• What you need to do: Exactly as written, retype the listing below, omitting the pictures.

• Dataset records:
+ + + + +
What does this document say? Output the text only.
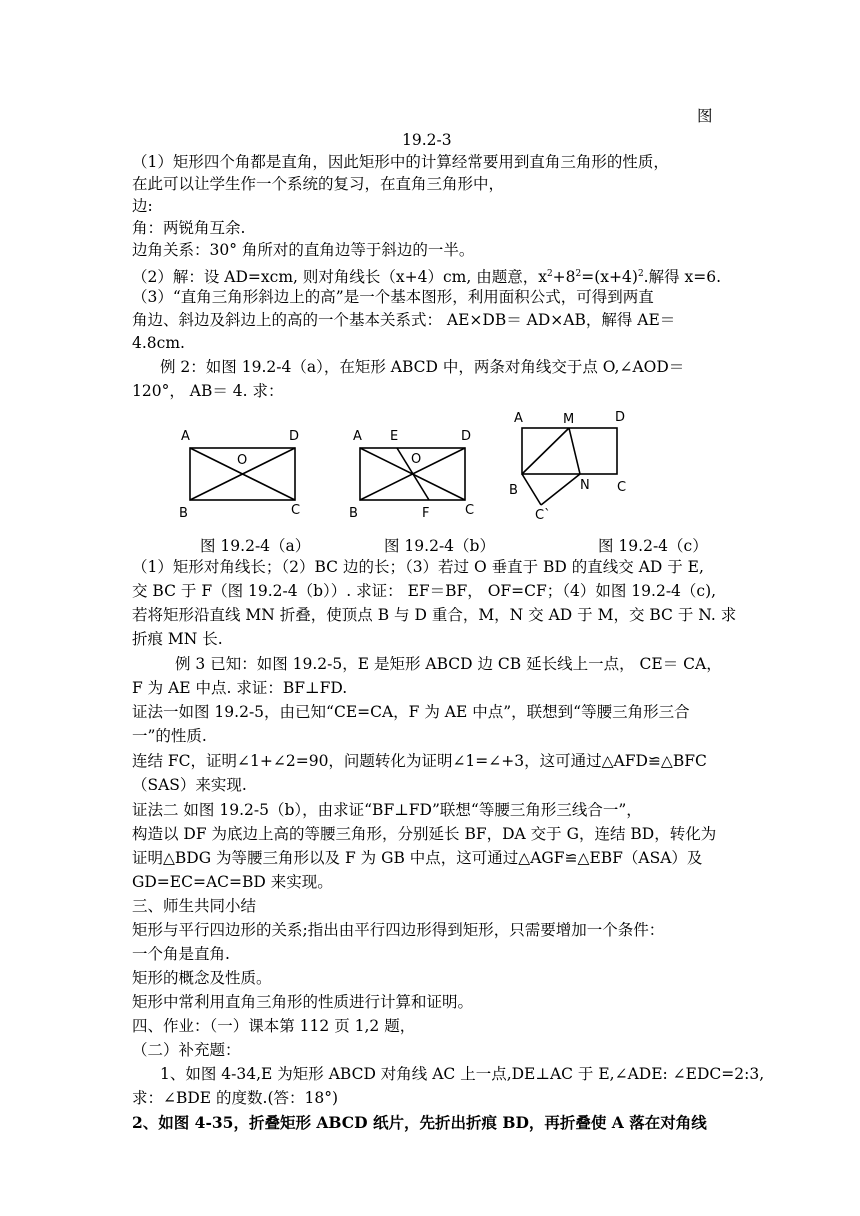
图
19.2-3
（1）矩形四个角都是直角，因此矩形中的计算经常要用到直角三角形的性质，
在此可以让学生作一个系统的复习，在直角三角形中，
边:
角：两锐角互余.
边角关系：30° 角所对的直角边等于斜边的一半。
（2）解：设 AD=xcm, 则对角线长（x+4）cm, 由题意，$x^2+8^2=(x+4)^2$.解得 x=6.
（3）“直角三角形斜边上的高”是一个基本图形，利用面积公式，可得到两直
角边、斜边及斜边上的高的一个基本关系式： AE×DB＝ AD×AB，解得 AE＝
4.8cm.
例 2：如图 19.2-4（a），在矩形 ABCD 中，两条对角线交于点 O,∠AOD＝
120°， AB＝ 4. 求：
A	D
O
B	C
图 19.2-4（a）
A E	D
O
B	F	C
图 19.2-4（b）
A	M	D
B	N C
C`
图 19.2-4（c）
（1）矩形对角线长；（2）BC 边的长；（3）若过 O 垂直于 BD 的直线交 AD 于 E,
交 BC 于 F（图 19.2-4（b））. 求证： EF＝BF， OF=CF；（4）如图 19.2-4（c),
若将矩形沿直线 MN 折叠，使顶点 B 与 D 重合，M，N 交 AD 于 M，交 BC 于 N. 求
折痕 MN 长.
例 3 已知：如图 19.2-5，E 是矩形 ABCD 边 CB 延长线上一点， CE＝ CA，
F 为 AE 中点. 求证：BF⊥FD.
证法一如图 19.2-5，由已知“CE=CA，F 为 AE 中点”，联想到“等腰三角形三合
一”的性质.
连结 FC，证明∠1+∠2=90，问题转化为证明∠1=∠+3，这可通过△AFD≌△BFC
（SAS）来实现.
证法二 如图 19.2-5（b），由求证“BF⊥FD”联想“等腰三角形三线合一”，
构造以 DF 为底边上高的等腰三角形，分别延长 BF，DA 交于 G，连结 BD，转化为
证明△BDG 为等腰三角形以及 F 为 GB 中点，这可通过△AGF≌△EBF（ASA）及
GD=EC=AC=BD 来实现。
三、师生共同小结
矩形与平行四边形的关系;指出由平行四边形得到矩形，只需要增加一个条件：
一个角是直角.
矩形的概念及性质。
矩形中常利用直角三角形的性质进行计算和证明。
四、作业：（一）课本第 112 页 1,2 题，
（二）补充题：
1、如图 4-34,E 为矩形 ABCD 对角线 AC 上一点,DE⊥AC 于 E,∠ADE: ∠EDC=2:3,
求：∠BDE 的度数.(答：18°)
2、如图 4-35，折叠矩形 ABCD 纸片，先折出折痕 BD，再折叠使 A 落在对角线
+ + + + +
• The reply:
What does this document say? Output the text only.
图
19.2-3
（1）矩形四个角都是直角，因此矩形中的计算经常要用到直角三角形的性质，
在此可以让学生作一个系统的复习，在直角三角形中，
边:
角：两锐角互余.
边角关系：30° 角所对的直角边等于斜边的一半。
（2）解：设 AD=xcm, 则对角线长（x+4）cm, 由题意，$x^2+8^2=(x+4)^2$.解得 x=6.
（3）“直角三角形斜边上的高”是一个基本图形，利用面积公式，可得到两直
角边、斜边及斜边上的高的一个基本关系式： AE×DB＝ AD×AB，解得 AE＝
4.8cm.
例 2：如图 19.2-4（a），在矩形 ABCD 中，两条对角线交于点 O,∠AOD＝
120°， AB＝ 4. 求：
A	D
O
B	C
图 19.2-4（a）
A E	D
O
B	F	C
图 19.2-4（b）
A	M	D
B	N C
C`
图 19.2-4（c）
（1）矩形对角线长；（2）BC 边的长；（3）若过 O 垂直于 BD 的直线交 AD 于 E,
交 BC 于 F（图 19.2-4（b））. 求证： EF＝BF， OF=CF；（4）如图 19.2-4（c),
若将矩形沿直线 MN 折叠，使顶点 B 与 D 重合，M，N 交 AD 于 M，交 BC 于 N. 求
折痕 MN 长.
例 3 已知：如图 19.2-5，E 是矩形 ABCD 边 CB 延长线上一点， CE＝ CA，
F 为 AE 中点. 求证：BF⊥FD.
证法一如图 19.2-5，由已知“CE=CA，F 为 AE 中点”，联想到“等腰三角形三合
一”的性质.
连结 FC，证明∠1+∠2=90，问题转化为证明∠1=∠+3，这可通过△AFD≌△BFC
（SAS）来实现.
证法二 如图 19.2-5（b），由求证“BF⊥FD”联想“等腰三角形三线合一”，
构造以 DF 为底边上高的等腰三角形，分别延长 BF，DA 交于 G，连结 BD，转化为
证明△BDG 为等腰三角形以及 F 为 GB 中点，这可通过△AGF≌△EBF（ASA）及
GD=EC=AC=BD 来实现。
三、师生共同小结
矩形与平行四边形的关系;指出由平行四边形得到矩形，只需要增加一个条件：
一个角是直角.
矩形的概念及性质。
矩形中常利用直角三角形的性质进行计算和证明。
四、作业：（一）课本第 112 页 1,2 题，
（二）补充题：
1、如图 4-34,E 为矩形 ABCD 对角线 AC 上一点,DE⊥AC 于 E,∠ADE: ∠EDC=2:3,
求：∠BDE 的度数.(答：18°)
2、如图 4-35，折叠矩形 ABCD 纸片，先折出折痕 BD，再折叠使 A 落在对角线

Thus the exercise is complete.